To do: Sift the material for lines containing "ffffff", and return them.

________________

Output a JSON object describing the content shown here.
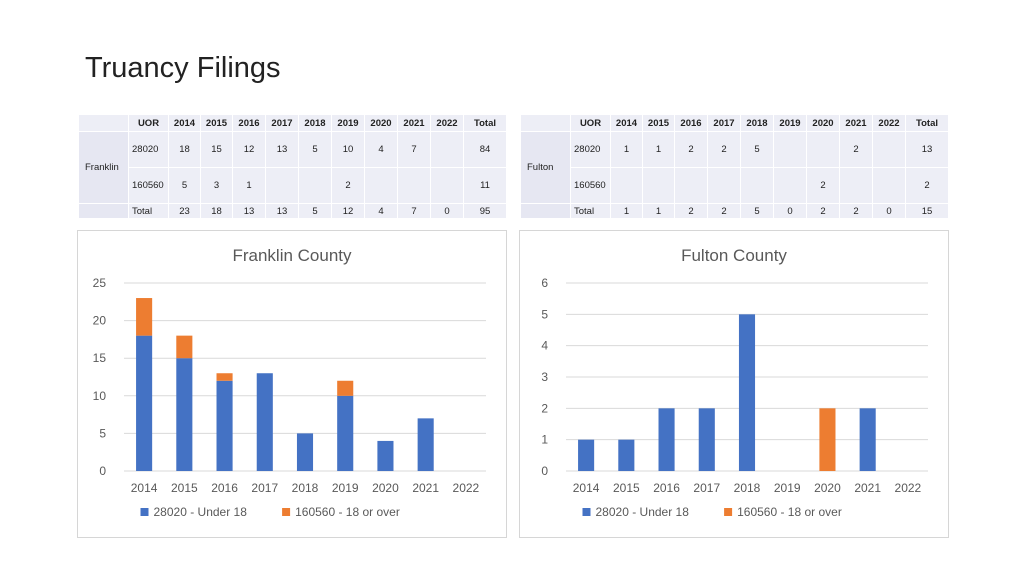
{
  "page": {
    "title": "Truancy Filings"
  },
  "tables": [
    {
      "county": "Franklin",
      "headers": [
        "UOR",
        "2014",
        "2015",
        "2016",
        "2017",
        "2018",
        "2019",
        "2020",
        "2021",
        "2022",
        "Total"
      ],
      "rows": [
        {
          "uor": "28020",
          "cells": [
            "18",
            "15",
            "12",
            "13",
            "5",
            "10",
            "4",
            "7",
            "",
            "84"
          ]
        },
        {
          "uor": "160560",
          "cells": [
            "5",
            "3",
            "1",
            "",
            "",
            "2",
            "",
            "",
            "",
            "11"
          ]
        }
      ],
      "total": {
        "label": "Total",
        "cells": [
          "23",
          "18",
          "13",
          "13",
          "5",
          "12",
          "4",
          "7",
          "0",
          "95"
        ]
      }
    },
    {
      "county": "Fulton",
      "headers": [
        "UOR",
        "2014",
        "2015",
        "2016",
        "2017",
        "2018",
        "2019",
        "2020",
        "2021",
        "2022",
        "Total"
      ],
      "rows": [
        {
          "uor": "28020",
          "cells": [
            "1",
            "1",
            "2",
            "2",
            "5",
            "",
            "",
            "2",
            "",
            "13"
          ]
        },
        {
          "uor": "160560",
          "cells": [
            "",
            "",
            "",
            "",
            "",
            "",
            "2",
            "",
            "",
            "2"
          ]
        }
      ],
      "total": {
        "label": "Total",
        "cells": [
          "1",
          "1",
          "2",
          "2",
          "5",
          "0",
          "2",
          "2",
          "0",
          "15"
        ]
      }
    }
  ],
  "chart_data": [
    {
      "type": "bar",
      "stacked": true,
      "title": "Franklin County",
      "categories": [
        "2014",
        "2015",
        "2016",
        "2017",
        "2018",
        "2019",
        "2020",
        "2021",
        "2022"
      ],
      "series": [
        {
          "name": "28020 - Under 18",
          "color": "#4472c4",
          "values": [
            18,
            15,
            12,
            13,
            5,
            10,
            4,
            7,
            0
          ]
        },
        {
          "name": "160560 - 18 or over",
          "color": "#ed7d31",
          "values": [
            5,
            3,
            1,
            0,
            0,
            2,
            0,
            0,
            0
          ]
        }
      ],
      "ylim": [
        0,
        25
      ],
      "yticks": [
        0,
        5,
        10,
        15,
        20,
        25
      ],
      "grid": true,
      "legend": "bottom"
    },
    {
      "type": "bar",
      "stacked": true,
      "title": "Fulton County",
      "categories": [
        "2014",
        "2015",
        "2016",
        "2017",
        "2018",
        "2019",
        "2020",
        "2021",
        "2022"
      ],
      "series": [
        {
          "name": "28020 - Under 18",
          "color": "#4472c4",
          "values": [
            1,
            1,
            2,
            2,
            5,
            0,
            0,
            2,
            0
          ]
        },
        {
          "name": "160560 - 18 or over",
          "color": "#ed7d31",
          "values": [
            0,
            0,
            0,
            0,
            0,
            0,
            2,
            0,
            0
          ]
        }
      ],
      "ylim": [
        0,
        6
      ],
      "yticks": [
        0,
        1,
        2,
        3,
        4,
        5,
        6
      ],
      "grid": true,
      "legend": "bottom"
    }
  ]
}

________________

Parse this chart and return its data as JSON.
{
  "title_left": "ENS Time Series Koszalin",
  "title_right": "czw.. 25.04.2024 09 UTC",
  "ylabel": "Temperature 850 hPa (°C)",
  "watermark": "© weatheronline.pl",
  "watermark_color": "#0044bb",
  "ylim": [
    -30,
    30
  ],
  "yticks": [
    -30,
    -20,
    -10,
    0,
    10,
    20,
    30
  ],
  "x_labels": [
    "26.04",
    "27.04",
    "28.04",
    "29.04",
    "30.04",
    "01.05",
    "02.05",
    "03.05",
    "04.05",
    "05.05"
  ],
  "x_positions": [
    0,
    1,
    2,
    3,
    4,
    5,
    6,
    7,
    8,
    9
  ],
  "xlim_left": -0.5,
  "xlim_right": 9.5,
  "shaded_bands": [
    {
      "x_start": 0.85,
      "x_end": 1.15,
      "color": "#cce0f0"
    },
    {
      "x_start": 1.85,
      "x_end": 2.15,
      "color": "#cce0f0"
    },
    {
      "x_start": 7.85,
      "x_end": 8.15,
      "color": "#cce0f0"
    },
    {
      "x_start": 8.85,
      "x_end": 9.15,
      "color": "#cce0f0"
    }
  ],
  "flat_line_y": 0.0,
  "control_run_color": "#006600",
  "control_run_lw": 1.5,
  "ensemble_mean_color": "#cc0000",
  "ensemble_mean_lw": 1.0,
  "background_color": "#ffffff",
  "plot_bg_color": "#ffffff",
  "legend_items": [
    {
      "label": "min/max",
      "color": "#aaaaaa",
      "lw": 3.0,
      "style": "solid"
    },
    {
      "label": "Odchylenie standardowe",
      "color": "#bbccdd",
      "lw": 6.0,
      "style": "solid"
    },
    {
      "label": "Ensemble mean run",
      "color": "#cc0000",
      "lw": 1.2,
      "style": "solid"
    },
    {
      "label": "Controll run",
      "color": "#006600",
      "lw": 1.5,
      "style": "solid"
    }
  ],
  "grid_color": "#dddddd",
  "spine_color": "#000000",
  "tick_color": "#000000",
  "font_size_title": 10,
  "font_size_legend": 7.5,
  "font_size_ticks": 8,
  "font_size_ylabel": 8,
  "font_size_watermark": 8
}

________________

Worked solution:
  "background_color": "#ffffff",
  "plot_bg_color": "#ffffff",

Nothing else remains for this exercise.